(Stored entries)
--- START ---

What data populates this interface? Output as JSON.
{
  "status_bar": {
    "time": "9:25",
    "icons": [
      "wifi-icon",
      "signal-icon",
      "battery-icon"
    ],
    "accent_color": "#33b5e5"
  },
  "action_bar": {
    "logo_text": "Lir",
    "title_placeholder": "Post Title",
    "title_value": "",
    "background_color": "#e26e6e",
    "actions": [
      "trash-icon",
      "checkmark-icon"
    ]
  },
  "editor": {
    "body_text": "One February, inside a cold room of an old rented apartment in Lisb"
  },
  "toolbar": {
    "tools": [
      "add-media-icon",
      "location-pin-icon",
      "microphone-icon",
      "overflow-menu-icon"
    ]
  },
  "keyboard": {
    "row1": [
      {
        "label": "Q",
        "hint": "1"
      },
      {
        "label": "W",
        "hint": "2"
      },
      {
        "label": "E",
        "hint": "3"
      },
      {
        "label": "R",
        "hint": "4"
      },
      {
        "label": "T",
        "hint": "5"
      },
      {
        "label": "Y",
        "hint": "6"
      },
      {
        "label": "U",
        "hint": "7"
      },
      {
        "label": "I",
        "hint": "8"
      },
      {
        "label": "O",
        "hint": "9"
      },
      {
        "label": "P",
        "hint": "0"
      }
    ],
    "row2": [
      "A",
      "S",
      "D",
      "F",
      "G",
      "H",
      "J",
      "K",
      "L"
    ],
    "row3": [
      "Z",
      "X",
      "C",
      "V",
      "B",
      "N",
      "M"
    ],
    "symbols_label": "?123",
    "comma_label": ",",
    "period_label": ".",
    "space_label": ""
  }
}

--- END ---
--- START ---

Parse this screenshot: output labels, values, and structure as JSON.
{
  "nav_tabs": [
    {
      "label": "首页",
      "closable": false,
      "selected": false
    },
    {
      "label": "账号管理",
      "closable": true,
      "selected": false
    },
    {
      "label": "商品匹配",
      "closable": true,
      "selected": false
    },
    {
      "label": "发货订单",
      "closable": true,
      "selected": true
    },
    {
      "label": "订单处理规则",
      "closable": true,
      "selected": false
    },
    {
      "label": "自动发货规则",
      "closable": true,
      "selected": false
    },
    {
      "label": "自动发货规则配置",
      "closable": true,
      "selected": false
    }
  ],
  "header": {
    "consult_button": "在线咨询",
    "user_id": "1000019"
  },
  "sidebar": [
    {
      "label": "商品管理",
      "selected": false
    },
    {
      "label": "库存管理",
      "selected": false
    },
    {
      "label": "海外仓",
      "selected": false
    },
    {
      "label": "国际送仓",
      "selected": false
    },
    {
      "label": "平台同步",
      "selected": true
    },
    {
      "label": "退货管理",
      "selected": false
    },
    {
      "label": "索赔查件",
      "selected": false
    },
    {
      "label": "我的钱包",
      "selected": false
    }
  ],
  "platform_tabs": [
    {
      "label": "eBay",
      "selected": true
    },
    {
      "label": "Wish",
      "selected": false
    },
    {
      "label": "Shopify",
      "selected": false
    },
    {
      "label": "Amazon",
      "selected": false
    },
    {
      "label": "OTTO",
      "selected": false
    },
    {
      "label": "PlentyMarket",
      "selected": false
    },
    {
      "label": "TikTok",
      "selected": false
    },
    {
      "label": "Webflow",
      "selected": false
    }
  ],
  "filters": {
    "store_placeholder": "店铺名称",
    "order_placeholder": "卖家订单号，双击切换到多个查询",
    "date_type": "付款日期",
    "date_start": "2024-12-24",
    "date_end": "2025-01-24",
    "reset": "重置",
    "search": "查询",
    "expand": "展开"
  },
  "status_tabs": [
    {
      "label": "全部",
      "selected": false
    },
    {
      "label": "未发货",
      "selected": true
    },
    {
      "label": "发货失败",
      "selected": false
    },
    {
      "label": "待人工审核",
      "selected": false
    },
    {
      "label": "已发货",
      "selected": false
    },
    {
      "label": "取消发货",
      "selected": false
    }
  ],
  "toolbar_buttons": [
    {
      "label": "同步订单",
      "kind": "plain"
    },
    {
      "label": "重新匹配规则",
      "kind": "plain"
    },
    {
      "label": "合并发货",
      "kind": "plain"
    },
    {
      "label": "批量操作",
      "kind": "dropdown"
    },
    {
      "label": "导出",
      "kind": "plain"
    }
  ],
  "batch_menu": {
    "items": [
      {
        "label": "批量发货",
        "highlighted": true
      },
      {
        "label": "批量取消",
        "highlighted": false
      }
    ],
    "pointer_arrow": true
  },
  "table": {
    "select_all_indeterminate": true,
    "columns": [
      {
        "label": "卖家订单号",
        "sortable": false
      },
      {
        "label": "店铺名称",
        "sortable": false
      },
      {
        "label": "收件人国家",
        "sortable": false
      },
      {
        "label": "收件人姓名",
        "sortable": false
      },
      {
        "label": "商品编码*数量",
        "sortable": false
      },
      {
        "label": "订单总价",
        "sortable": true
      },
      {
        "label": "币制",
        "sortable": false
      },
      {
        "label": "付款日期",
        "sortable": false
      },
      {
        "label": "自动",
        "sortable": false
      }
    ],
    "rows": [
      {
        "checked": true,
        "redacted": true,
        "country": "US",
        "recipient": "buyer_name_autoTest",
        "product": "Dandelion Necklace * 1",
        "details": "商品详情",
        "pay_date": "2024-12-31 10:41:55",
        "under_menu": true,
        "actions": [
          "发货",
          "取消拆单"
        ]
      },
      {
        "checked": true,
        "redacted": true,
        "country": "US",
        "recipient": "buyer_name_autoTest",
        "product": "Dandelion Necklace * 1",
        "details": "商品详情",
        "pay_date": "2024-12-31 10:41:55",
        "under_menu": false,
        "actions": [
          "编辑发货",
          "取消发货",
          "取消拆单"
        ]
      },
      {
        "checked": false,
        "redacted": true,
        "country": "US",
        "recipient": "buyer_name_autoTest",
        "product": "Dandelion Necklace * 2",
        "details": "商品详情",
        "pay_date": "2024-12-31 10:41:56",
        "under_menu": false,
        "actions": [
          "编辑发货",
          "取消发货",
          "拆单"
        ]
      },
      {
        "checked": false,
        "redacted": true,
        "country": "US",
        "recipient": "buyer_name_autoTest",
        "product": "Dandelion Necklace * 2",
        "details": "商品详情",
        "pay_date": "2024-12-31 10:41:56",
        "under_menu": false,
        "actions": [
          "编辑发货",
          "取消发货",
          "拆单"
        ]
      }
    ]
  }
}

--- END ---

PROMPT:
Pull out and copy each line containing the string "this".

FINISHED ANSWER:
What data populates this interface? Output as JSON.
Parse this screenshot: output labels, values, and structure as JSON.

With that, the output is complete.